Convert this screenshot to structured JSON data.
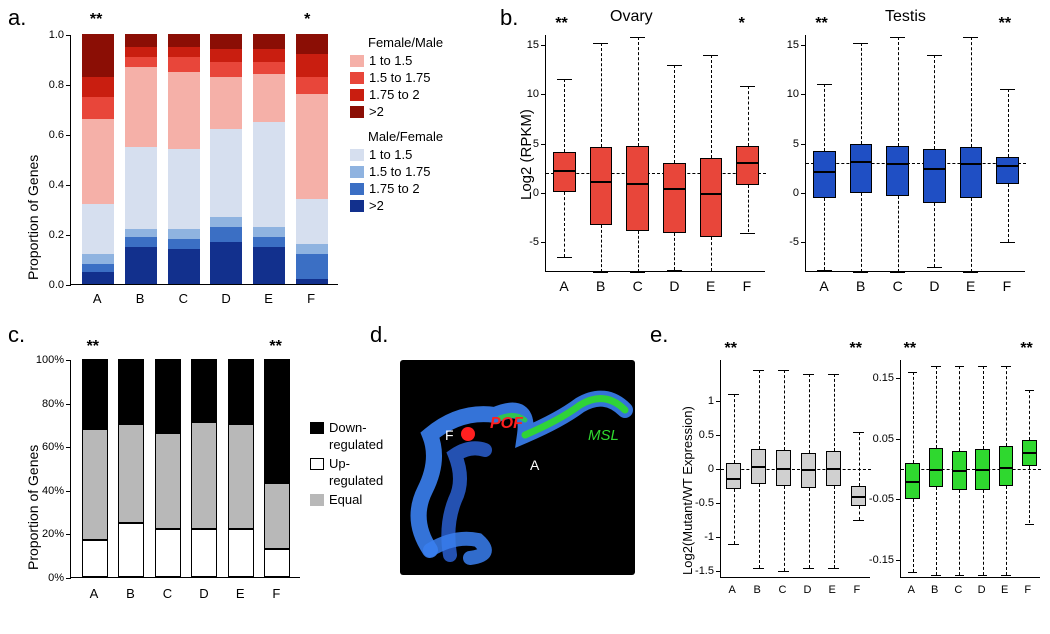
{
  "labels": {
    "a": "a.",
    "b": "b.",
    "c": "c.",
    "d": "d.",
    "e": "e.",
    "propGenes": "Proportion of Genes",
    "log2rpkm": "Log2 (RPKM)",
    "log2mutant": "Log2(Mutant/WT Expression)",
    "ovary": "Ovary",
    "testis": "Testis",
    "cats": [
      "A",
      "B",
      "C",
      "D",
      "E",
      "F"
    ],
    "fm_title": "Female/Male",
    "mf_title": "Male/Female",
    "ratio_bins": [
      "1 to 1.5",
      "1.5 to 1.75",
      "1.75 to 2",
      ">2"
    ],
    "reg": [
      "Down-regulated",
      "Up-regulated",
      "Equal"
    ]
  },
  "colors": {
    "red_shades": [
      "#f5b0a8",
      "#e8463a",
      "#c91e10",
      "#8b0e05"
    ],
    "blue_shades": [
      "#d6dfef",
      "#8fb3e0",
      "#3b6fc4",
      "#12308d"
    ],
    "black": "#000000",
    "white": "#ffffff",
    "grey": "#b8b8b8",
    "orange_box": "#e8463a",
    "blue_box": "#1f4fc4",
    "grey_box": "#d0d0d0",
    "green_box": "#2fd82f"
  },
  "panel_a": {
    "yticks": [
      0.0,
      0.2,
      0.4,
      0.6,
      0.8,
      1.0
    ],
    "stacks": [
      [
        0.05,
        0.03,
        0.04,
        0.2,
        0.34,
        0.09,
        0.08,
        0.17
      ],
      [
        0.15,
        0.04,
        0.03,
        0.33,
        0.32,
        0.04,
        0.04,
        0.05
      ],
      [
        0.14,
        0.04,
        0.04,
        0.32,
        0.31,
        0.06,
        0.04,
        0.05
      ],
      [
        0.17,
        0.06,
        0.04,
        0.35,
        0.21,
        0.06,
        0.05,
        0.06
      ],
      [
        0.15,
        0.04,
        0.04,
        0.42,
        0.19,
        0.05,
        0.05,
        0.06
      ],
      [
        0.02,
        0.1,
        0.04,
        0.18,
        0.42,
        0.07,
        0.09,
        0.08
      ]
    ],
    "sig": {
      "A": "**",
      "F": "*"
    }
  },
  "panel_b": {
    "ovary": {
      "ylim": [
        -8,
        16
      ],
      "yticks": [
        -5,
        0,
        5,
        10,
        15
      ],
      "ref": 2.0,
      "boxes": [
        {
          "lw": -6.5,
          "q1": 0.1,
          "med": 2.3,
          "q3": 4.2,
          "uw": 11.5
        },
        {
          "lw": -8.0,
          "q1": -3.2,
          "med": 1.2,
          "q3": 4.7,
          "uw": 15.2
        },
        {
          "lw": -8.0,
          "q1": -3.8,
          "med": 1.0,
          "q3": 4.8,
          "uw": 15.8
        },
        {
          "lw": -7.8,
          "q1": -4.0,
          "med": 0.5,
          "q3": 3.0,
          "uw": 13.0
        },
        {
          "lw": -7.9,
          "q1": -4.5,
          "med": 0.0,
          "q3": 3.5,
          "uw": 14.0
        },
        {
          "lw": -4.0,
          "q1": 0.8,
          "med": 3.1,
          "q3": 4.8,
          "uw": 10.8
        }
      ],
      "sig": {
        "A": "**",
        "F": "*"
      }
    },
    "testis": {
      "ylim": [
        -8,
        16
      ],
      "yticks": [
        -5,
        0,
        5,
        10,
        15
      ],
      "ref": 3.0,
      "boxes": [
        {
          "lw": -7.8,
          "q1": -0.5,
          "med": 2.2,
          "q3": 4.3,
          "uw": 11.0
        },
        {
          "lw": -8.0,
          "q1": 0.0,
          "med": 3.2,
          "q3": 5.0,
          "uw": 15.2
        },
        {
          "lw": -8.0,
          "q1": -0.3,
          "med": 3.0,
          "q3": 4.8,
          "uw": 15.8
        },
        {
          "lw": -7.5,
          "q1": -1.0,
          "med": 2.5,
          "q3": 4.5,
          "uw": 14.0
        },
        {
          "lw": -8.0,
          "q1": -0.5,
          "med": 3.0,
          "q3": 4.7,
          "uw": 15.8
        },
        {
          "lw": -5.0,
          "q1": 0.9,
          "med": 2.8,
          "q3": 3.6,
          "uw": 10.5
        }
      ],
      "sig": {
        "A": "**",
        "F": "**"
      }
    }
  },
  "panel_c": {
    "yticks": [
      0,
      20,
      40,
      60,
      80,
      100
    ],
    "stacks": [
      {
        "up": 17,
        "equal": 51,
        "down": 32
      },
      {
        "up": 25,
        "equal": 45,
        "down": 30
      },
      {
        "up": 22,
        "equal": 44,
        "down": 34
      },
      {
        "up": 22,
        "equal": 49,
        "down": 29
      },
      {
        "up": 22,
        "equal": 48,
        "down": 30
      },
      {
        "up": 13,
        "equal": 30,
        "down": 57
      }
    ],
    "sig": {
      "A": "**",
      "F": "**"
    }
  },
  "panel_d": {
    "labels": {
      "pof": "POF",
      "msl": "MSL",
      "F": "F",
      "A": "A"
    }
  },
  "panel_e": {
    "left": {
      "ylim": [
        -1.6,
        1.6
      ],
      "yticks": [
        -1.5,
        -1.0,
        -0.5,
        0.0,
        0.5,
        1.0
      ],
      "ref": 0.0,
      "color": "#d0d0d0",
      "boxes": [
        {
          "lw": -1.1,
          "q1": -0.3,
          "med": -0.13,
          "q3": 0.09,
          "uw": 1.1
        },
        {
          "lw": -1.45,
          "q1": -0.22,
          "med": 0.04,
          "q3": 0.3,
          "uw": 1.45
        },
        {
          "lw": -1.5,
          "q1": -0.25,
          "med": 0.01,
          "q3": 0.28,
          "uw": 1.45
        },
        {
          "lw": -1.45,
          "q1": -0.28,
          "med": 0.0,
          "q3": 0.24,
          "uw": 1.4
        },
        {
          "lw": -1.45,
          "q1": -0.25,
          "med": 0.02,
          "q3": 0.27,
          "uw": 1.4
        },
        {
          "lw": -0.75,
          "q1": -0.55,
          "med": -0.4,
          "q3": -0.25,
          "uw": 0.55
        }
      ],
      "sig": {
        "A": "**",
        "F": "**"
      }
    },
    "right": {
      "ylim": [
        -0.18,
        0.18
      ],
      "yticks": [
        -0.15,
        -0.05,
        0.05,
        0.15
      ],
      "ref": 0.0,
      "color": "#2fd82f",
      "boxes": [
        {
          "lw": -0.17,
          "q1": -0.05,
          "med": -0.02,
          "q3": 0.01,
          "uw": 0.16
        },
        {
          "lw": -0.175,
          "q1": -0.03,
          "med": 0.0,
          "q3": 0.035,
          "uw": 0.17
        },
        {
          "lw": -0.175,
          "q1": -0.035,
          "med": -0.002,
          "q3": 0.03,
          "uw": 0.17
        },
        {
          "lw": -0.175,
          "q1": -0.035,
          "med": 0.0,
          "q3": 0.033,
          "uw": 0.17
        },
        {
          "lw": -0.175,
          "q1": -0.028,
          "med": 0.003,
          "q3": 0.038,
          "uw": 0.17
        },
        {
          "lw": -0.09,
          "q1": 0.005,
          "med": 0.028,
          "q3": 0.048,
          "uw": 0.13
        }
      ],
      "sig": {
        "A": "**",
        "F": "**"
      }
    }
  }
}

(To do): Each record above should be duplicated word for word, with no pictures included.

(Answer box):
Convert this screenshot to structured JSON data.
{
  "labels": {
    "a": "a.",
    "b": "b.",
    "c": "c.",
    "d": "d.",
    "e": "e.",
    "propGenes": "Proportion of Genes",
    "log2rpkm": "Log2 (RPKM)",
    "log2mutant": "Log2(Mutant/WT Expression)",
    "ovary": "Ovary",
    "testis": "Testis",
    "cats": [
      "A",
      "B",
      "C",
      "D",
      "E",
      "F"
    ],
    "fm_title": "Female/Male",
    "mf_title": "Male/Female",
    "ratio_bins": [
      "1 to 1.5",
      "1.5 to 1.75",
      "1.75 to 2",
      ">2"
    ],
    "reg": [
      "Down-regulated",
      "Up-regulated",
      "Equal"
    ]
  },
  "colors": {
    "red_shades": [
      "#f5b0a8",
      "#e8463a",
      "#c91e10",
      "#8b0e05"
    ],
    "blue_shades": [
      "#d6dfef",
      "#8fb3e0",
      "#3b6fc4",
      "#12308d"
    ],
    "black": "#000000",
    "white": "#ffffff",
    "grey": "#b8b8b8",
    "orange_box": "#e8463a",
    "blue_box": "#1f4fc4",
    "grey_box": "#d0d0d0",
    "green_box": "#2fd82f"
  },
  "panel_a": {
    "yticks": [
      0.0,
      0.2,
      0.4,
      0.6,
      0.8,
      1.0
    ],
    "stacks": [
      [
        0.05,
        0.03,
        0.04,
        0.2,
        0.34,
        0.09,
        0.08,
        0.17
      ],
      [
        0.15,
        0.04,
        0.03,
        0.33,
        0.32,
        0.04,
        0.04,
        0.05
      ],
      [
        0.14,
        0.04,
        0.04,
        0.32,
        0.31,
        0.06,
        0.04,
        0.05
      ],
      [
        0.17,
        0.06,
        0.04,
        0.35,
        0.21,
        0.06,
        0.05,
        0.06
      ],
      [
        0.15,
        0.04,
        0.04,
        0.42,
        0.19,
        0.05,
        0.05,
        0.06
      ],
      [
        0.02,
        0.1,
        0.04,
        0.18,
        0.42,
        0.07,
        0.09,
        0.08
      ]
    ],
    "sig": {
      "A": "**",
      "F": "*"
    }
  },
  "panel_b": {
    "ovary": {
      "ylim": [
        -8,
        16
      ],
      "yticks": [
        -5,
        0,
        5,
        10,
        15
      ],
      "ref": 2.0,
      "boxes": [
        {
          "lw": -6.5,
          "q1": 0.1,
          "med": 2.3,
          "q3": 4.2,
          "uw": 11.5
        },
        {
          "lw": -8.0,
          "q1": -3.2,
          "med": 1.2,
          "q3": 4.7,
          "uw": 15.2
        },
        {
          "lw": -8.0,
          "q1": -3.8,
          "med": 1.0,
          "q3": 4.8,
          "uw": 15.8
        },
        {
          "lw": -7.8,
          "q1": -4.0,
          "med": 0.5,
          "q3": 3.0,
          "uw": 13.0
        },
        {
          "lw": -7.9,
          "q1": -4.5,
          "med": 0.0,
          "q3": 3.5,
          "uw": 14.0
        },
        {
          "lw": -4.0,
          "q1": 0.8,
          "med": 3.1,
          "q3": 4.8,
          "uw": 10.8
        }
      ],
      "sig": {
        "A": "**",
        "F": "*"
      }
    },
    "testis": {
      "ylim": [
        -8,
        16
      ],
      "yticks": [
        -5,
        0,
        5,
        10,
        15
      ],
      "ref": 3.0,
      "boxes": [
        {
          "lw": -7.8,
          "q1": -0.5,
          "med": 2.2,
          "q3": 4.3,
          "uw": 11.0
        },
        {
          "lw": -8.0,
          "q1": 0.0,
          "med": 3.2,
          "q3": 5.0,
          "uw": 15.2
        },
        {
          "lw": -8.0,
          "q1": -0.3,
          "med": 3.0,
          "q3": 4.8,
          "uw": 15.8
        },
        {
          "lw": -7.5,
          "q1": -1.0,
          "med": 2.5,
          "q3": 4.5,
          "uw": 14.0
        },
        {
          "lw": -8.0,
          "q1": -0.5,
          "med": 3.0,
          "q3": 4.7,
          "uw": 15.8
        },
        {
          "lw": -5.0,
          "q1": 0.9,
          "med": 2.8,
          "q3": 3.6,
          "uw": 10.5
        }
      ],
      "sig": {
        "A": "**",
        "F": "**"
      }
    }
  },
  "panel_c": {
    "yticks": [
      0,
      20,
      40,
      60,
      80,
      100
    ],
    "stacks": [
      {
        "up": 17,
        "equal": 51,
        "down": 32
      },
      {
        "up": 25,
        "equal": 45,
        "down": 30
      },
      {
        "up": 22,
        "equal": 44,
        "down": 34
      },
      {
        "up": 22,
        "equal": 49,
        "down": 29
      },
      {
        "up": 22,
        "equal": 48,
        "down": 30
      },
      {
        "up": 13,
        "equal": 30,
        "down": 57
      }
    ],
    "sig": {
      "A": "**",
      "F": "**"
    }
  },
  "panel_d": {
    "labels": {
      "pof": "POF",
      "msl": "MSL",
      "F": "F",
      "A": "A"
    }
  },
  "panel_e": {
    "left": {
      "ylim": [
        -1.6,
        1.6
      ],
      "yticks": [
        -1.5,
        -1.0,
        -0.5,
        0.0,
        0.5,
        1.0
      ],
      "ref": 0.0,
      "color": "#d0d0d0",
      "boxes": [
        {
          "lw": -1.1,
          "q1": -0.3,
          "med": -0.13,
          "q3": 0.09,
          "uw": 1.1
        },
        {
          "lw": -1.45,
          "q1": -0.22,
          "med": 0.04,
          "q3": 0.3,
          "uw": 1.45
        },
        {
          "lw": -1.5,
          "q1": -0.25,
          "med": 0.01,
          "q3": 0.28,
          "uw": 1.45
        },
        {
          "lw": -1.45,
          "q1": -0.28,
          "med": 0.0,
          "q3": 0.24,
          "uw": 1.4
        },
        {
          "lw": -1.45,
          "q1": -0.25,
          "med": 0.02,
          "q3": 0.27,
          "uw": 1.4
        },
        {
          "lw": -0.75,
          "q1": -0.55,
          "med": -0.4,
          "q3": -0.25,
          "uw": 0.55
        }
      ],
      "sig": {
        "A": "**",
        "F": "**"
      }
    },
    "right": {
      "ylim": [
        -0.18,
        0.18
      ],
      "yticks": [
        -0.15,
        -0.05,
        0.05,
        0.15
      ],
      "ref": 0.0,
      "color": "#2fd82f",
      "boxes": [
        {
          "lw": -0.17,
          "q1": -0.05,
          "med": -0.02,
          "q3": 0.01,
          "uw": 0.16
        },
        {
          "lw": -0.175,
          "q1": -0.03,
          "med": 0.0,
          "q3": 0.035,
          "uw": 0.17
        },
        {
          "lw": -0.175,
          "q1": -0.035,
          "med": -0.002,
          "q3": 0.03,
          "uw": 0.17
        },
        {
          "lw": -0.175,
          "q1": -0.035,
          "med": 0.0,
          "q3": 0.033,
          "uw": 0.17
        },
        {
          "lw": -0.175,
          "q1": -0.028,
          "med": 0.003,
          "q3": 0.038,
          "uw": 0.17
        },
        {
          "lw": -0.09,
          "q1": 0.005,
          "med": 0.028,
          "q3": 0.048,
          "uw": 0.13
        }
      ],
      "sig": {
        "A": "**",
        "F": "**"
      }
    }
  }
}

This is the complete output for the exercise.